What the task asks: Return the number of lines holding "завоевателями", with nothing added.

Raw data:
*****

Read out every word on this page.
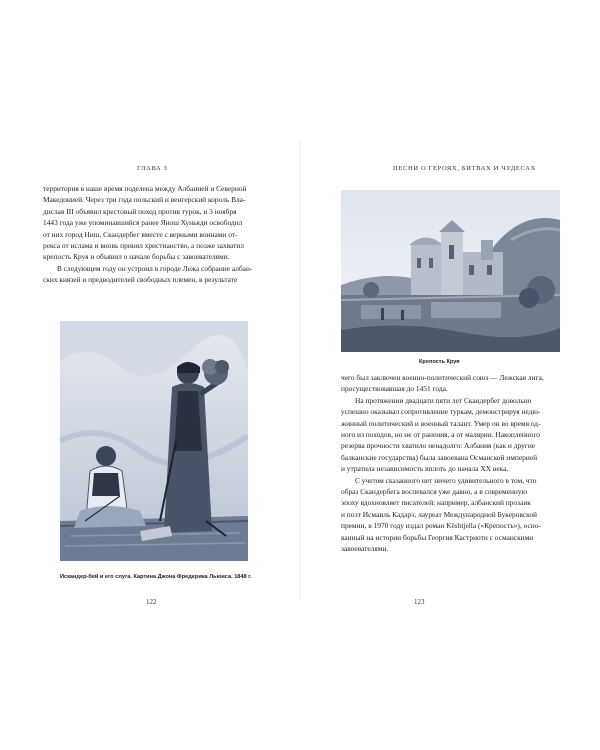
ГЛАВА 3
территория в наше время поделена между Албанией и Северной
Македонией. Через три года польский и венгерский король Вла-
дислав III объявил крестовый поход против турок, и 3 ноября
1443 года уже упоминавшийся ранее Янош Хуньяди освободил
от них город Ниш. Скандербег вместе с верными воинами от-
рекса от ислама и вновь принял христианство, а позже захватил
крепость Круя и объявил о начале борьбы с завоевателями.
В следующем году он устроил в городе Лежа собрание албан-
ских князей и предводителей свободных племен, в результате
Искандер-бей и его слуга. Картина Джона Фредерика Льюиса. 1848 г.
122
ПЕСНИ О ГЕРОЯХ, БИТВАХ И ЧУДЕСАХ
Крепость Круя
чего был заключен военно-политический союз — Лежская лига,
просуществовавшая до 1451 года.
На протяжении двадцати пяти лет Скандербег довольно
успешно оказывал сопротивление туркам, демонстрируя недю-
жинный политический и военный талант. Умер он во время од-
ного из походов, но не от ранения, а от малярии. Накопленного
резерва прочности хватило ненадолго: Албания (как и другие
балканские государства) была завоевана Османской империей
и утратила независимость вплоть до начала XX века.
С учетом сказанного нет ничего удивительного в том, что
образ Скандербега воспевался уже давно, а в современную
эпоху вдохновляет писателей: например, албанский прозаик
и поэт Исмаиль Кадарэ, лауреат Международной Букеровской
премии, в 1970 году издал роман Kështjella («Крепость»), осно-
ванный на истории борьбы Георгия Кастриоти с османскими
завоевателями.
123
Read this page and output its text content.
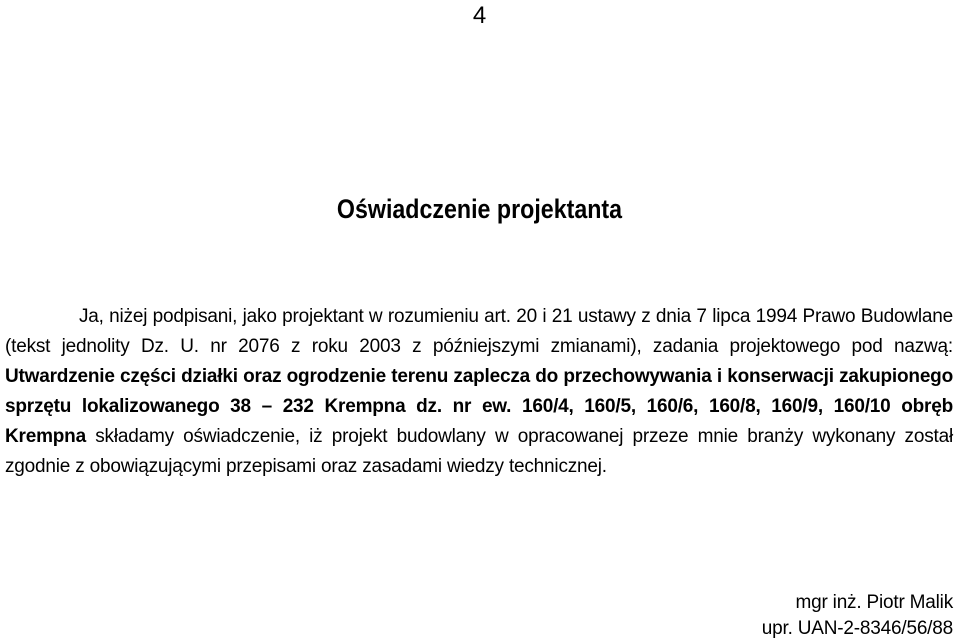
4
Oświadczenie projektanta

Ja, niżej podpisani, jako projektant w rozumieniu art. 20 i 21 ustawy z dnia 7 lipca 1994 Prawo Budowlane (tekst jednolity Dz. U. nr 2076 z roku 2003 z późniejszymi zmianami), zadania projektowego pod nazwą: Utwardzenie części działki oraz ogrodzenie terenu zaplecza do przechowywania i konserwacji zakupionego sprzętu lokalizowanego 38 – 232 Krempna dz. nr ew. 160/4, 160/5, 160/6, 160/8, 160/9, 160/10 obręb Krempna składamy oświadczenie, iż projekt budowlany w opracowanej przeze mnie branży wykonany został zgodnie z obowiązującymi przepisami oraz zasadami wiedzy technicznej.

mgr inż. Piotr Malik
upr. UAN-2-8346/56/88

*****

Full response: 2